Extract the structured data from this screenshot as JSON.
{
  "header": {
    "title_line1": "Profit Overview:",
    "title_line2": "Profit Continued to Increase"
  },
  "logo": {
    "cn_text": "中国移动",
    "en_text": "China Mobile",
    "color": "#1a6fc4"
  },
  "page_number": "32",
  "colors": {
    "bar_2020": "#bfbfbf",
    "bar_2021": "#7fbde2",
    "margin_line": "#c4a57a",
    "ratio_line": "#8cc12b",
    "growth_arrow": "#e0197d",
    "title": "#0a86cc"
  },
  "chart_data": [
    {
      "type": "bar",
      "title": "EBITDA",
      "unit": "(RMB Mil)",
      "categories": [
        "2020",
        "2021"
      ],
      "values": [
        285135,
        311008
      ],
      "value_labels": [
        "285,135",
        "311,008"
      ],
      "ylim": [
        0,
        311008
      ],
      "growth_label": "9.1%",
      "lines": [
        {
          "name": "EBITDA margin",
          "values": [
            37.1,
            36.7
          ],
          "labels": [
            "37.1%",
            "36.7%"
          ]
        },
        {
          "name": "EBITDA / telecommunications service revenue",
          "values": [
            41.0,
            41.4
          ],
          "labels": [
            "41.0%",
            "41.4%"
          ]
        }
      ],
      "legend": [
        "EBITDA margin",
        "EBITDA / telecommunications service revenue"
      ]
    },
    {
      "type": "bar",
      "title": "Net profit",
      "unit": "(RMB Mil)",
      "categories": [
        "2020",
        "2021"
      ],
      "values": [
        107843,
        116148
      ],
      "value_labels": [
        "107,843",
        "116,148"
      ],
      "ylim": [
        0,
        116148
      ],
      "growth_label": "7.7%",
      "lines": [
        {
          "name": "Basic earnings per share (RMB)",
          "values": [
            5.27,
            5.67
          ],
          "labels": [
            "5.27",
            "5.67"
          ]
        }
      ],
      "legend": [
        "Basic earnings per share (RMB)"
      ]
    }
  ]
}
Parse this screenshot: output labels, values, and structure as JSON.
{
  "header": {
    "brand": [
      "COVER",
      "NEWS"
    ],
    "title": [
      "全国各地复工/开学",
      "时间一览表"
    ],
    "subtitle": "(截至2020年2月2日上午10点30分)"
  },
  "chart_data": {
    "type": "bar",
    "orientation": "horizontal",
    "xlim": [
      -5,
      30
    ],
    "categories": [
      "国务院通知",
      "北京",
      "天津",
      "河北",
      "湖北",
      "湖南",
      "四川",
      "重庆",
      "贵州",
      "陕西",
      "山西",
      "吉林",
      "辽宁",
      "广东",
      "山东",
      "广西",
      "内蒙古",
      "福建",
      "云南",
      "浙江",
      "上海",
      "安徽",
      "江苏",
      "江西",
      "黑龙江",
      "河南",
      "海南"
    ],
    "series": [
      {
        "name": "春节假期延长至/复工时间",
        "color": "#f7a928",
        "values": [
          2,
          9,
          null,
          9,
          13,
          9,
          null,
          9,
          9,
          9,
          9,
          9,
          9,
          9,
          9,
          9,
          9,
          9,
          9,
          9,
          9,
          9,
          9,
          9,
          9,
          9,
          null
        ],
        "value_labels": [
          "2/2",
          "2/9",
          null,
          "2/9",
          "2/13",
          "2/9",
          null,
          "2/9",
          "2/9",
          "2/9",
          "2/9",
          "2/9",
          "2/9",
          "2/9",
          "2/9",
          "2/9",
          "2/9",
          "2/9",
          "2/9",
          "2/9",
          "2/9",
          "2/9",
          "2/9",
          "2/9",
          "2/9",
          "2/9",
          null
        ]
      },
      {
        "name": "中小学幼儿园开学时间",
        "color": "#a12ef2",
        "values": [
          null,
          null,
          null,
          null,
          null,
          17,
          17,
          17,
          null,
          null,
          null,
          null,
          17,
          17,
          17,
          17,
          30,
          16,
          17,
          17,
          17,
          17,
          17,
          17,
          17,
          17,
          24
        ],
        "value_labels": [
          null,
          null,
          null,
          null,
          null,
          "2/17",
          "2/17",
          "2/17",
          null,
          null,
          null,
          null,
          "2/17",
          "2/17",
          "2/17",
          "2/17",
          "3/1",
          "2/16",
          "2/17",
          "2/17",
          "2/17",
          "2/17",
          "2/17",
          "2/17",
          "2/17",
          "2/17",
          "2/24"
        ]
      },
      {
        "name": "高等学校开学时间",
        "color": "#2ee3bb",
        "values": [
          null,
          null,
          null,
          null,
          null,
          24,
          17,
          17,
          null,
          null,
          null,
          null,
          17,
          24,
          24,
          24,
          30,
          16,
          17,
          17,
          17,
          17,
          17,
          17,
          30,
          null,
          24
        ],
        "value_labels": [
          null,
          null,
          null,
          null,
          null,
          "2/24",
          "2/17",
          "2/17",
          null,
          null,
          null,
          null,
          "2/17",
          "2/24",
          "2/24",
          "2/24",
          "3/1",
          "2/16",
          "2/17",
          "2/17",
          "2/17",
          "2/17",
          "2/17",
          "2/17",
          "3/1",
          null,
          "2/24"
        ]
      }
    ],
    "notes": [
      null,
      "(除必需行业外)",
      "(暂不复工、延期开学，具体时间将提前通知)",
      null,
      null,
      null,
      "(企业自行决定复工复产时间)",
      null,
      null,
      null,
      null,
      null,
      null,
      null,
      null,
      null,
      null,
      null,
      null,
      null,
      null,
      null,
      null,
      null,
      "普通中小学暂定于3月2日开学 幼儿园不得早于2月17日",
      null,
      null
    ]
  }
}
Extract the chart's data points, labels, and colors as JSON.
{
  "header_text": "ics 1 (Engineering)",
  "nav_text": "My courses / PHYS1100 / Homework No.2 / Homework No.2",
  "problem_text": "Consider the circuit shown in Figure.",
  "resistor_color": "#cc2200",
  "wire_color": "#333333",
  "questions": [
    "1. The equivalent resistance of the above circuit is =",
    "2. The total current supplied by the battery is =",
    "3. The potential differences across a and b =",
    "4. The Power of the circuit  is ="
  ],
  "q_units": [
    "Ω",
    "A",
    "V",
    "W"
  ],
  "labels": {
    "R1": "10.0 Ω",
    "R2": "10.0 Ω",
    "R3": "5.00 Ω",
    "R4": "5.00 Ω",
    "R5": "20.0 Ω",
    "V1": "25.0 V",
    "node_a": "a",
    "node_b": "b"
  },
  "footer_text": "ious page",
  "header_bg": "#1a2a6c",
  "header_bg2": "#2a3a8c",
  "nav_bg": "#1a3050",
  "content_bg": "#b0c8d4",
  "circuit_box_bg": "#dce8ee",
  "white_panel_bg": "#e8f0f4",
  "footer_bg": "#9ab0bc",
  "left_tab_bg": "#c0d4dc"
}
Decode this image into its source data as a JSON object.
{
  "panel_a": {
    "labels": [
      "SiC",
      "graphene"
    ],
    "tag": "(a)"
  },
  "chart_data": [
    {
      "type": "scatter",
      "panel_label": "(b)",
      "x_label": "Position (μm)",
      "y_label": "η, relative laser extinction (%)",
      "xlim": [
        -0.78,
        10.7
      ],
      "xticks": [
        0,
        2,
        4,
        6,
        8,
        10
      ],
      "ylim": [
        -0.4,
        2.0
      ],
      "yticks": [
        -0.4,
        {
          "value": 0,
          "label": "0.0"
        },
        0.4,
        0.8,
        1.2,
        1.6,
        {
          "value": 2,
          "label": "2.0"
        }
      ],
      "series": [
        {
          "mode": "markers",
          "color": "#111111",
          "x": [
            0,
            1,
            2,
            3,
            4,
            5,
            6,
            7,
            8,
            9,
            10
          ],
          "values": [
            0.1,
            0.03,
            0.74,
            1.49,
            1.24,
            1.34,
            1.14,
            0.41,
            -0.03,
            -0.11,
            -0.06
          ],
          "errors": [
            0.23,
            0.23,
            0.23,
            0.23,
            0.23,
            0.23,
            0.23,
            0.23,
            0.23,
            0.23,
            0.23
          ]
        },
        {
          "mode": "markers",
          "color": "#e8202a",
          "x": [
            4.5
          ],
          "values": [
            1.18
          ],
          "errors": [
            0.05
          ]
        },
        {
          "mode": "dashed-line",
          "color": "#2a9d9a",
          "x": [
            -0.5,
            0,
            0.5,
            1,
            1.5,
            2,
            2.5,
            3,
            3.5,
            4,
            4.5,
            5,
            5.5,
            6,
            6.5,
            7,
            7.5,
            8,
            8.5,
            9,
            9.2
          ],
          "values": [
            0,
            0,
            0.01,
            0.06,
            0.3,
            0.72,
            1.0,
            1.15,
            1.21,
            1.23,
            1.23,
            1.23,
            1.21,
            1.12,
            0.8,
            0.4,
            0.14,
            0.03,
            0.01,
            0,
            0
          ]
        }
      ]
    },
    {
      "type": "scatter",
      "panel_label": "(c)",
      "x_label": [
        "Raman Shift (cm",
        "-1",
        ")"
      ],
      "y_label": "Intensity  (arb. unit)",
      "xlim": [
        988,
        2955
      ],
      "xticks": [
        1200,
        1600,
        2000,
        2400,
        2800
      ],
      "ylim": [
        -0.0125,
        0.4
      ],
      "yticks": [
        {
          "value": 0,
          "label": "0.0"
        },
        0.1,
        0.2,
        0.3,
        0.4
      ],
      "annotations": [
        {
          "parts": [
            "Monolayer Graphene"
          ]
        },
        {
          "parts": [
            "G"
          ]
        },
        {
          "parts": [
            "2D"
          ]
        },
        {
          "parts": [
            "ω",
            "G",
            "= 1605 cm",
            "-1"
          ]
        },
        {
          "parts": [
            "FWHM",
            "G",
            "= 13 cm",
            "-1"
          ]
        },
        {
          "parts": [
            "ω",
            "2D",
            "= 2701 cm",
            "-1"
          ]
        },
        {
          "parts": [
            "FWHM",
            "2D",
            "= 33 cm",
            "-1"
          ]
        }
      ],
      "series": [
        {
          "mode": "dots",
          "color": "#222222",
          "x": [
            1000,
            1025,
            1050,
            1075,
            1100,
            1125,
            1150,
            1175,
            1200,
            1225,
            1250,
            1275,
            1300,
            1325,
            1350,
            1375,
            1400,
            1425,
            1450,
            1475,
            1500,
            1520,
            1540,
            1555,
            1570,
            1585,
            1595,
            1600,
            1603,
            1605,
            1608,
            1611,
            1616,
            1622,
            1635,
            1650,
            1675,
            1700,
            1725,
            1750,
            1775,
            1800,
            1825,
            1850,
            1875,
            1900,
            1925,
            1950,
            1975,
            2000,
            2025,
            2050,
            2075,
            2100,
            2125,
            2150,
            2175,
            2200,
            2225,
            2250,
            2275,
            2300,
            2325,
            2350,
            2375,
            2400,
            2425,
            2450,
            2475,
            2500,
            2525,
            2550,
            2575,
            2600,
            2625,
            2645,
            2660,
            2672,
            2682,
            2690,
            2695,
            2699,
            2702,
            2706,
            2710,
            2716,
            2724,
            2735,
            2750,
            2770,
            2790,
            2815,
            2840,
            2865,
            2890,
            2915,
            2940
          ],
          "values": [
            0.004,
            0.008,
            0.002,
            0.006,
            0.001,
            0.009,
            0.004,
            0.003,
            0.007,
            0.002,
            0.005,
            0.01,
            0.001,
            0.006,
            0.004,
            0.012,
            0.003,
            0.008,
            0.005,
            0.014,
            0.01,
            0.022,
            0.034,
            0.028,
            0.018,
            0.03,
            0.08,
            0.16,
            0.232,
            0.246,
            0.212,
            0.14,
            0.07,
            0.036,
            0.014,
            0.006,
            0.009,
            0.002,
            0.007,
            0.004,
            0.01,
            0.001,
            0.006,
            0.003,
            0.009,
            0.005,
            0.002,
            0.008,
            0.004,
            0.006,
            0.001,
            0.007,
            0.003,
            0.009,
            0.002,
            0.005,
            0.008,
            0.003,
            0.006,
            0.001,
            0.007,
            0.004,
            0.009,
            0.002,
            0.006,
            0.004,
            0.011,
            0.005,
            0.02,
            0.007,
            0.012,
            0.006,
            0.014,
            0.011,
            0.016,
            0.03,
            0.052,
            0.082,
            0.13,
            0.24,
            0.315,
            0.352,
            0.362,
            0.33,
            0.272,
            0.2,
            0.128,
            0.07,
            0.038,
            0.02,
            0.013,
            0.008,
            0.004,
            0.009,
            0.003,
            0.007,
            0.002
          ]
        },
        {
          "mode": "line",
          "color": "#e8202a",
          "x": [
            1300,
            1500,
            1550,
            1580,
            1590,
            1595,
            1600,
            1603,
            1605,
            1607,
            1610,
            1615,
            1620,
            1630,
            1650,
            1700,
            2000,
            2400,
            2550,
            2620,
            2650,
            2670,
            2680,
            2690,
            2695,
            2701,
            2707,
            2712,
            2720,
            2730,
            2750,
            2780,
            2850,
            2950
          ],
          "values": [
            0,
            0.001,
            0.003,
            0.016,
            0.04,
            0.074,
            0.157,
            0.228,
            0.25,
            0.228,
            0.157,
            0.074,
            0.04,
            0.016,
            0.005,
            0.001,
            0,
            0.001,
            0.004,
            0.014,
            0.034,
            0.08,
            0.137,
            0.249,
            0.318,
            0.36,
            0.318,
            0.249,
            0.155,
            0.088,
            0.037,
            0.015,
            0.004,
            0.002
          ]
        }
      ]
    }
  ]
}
---------------
--- EXERCISE BRIEF ---
Only lines with the word "telecommunications" are wanted, so copy each one from the records.

--- ANSWER FOR THE TASK ---
          "name": "EBITDA / telecommunications service revenue",
        "EBITDA / telecommunications service revenue"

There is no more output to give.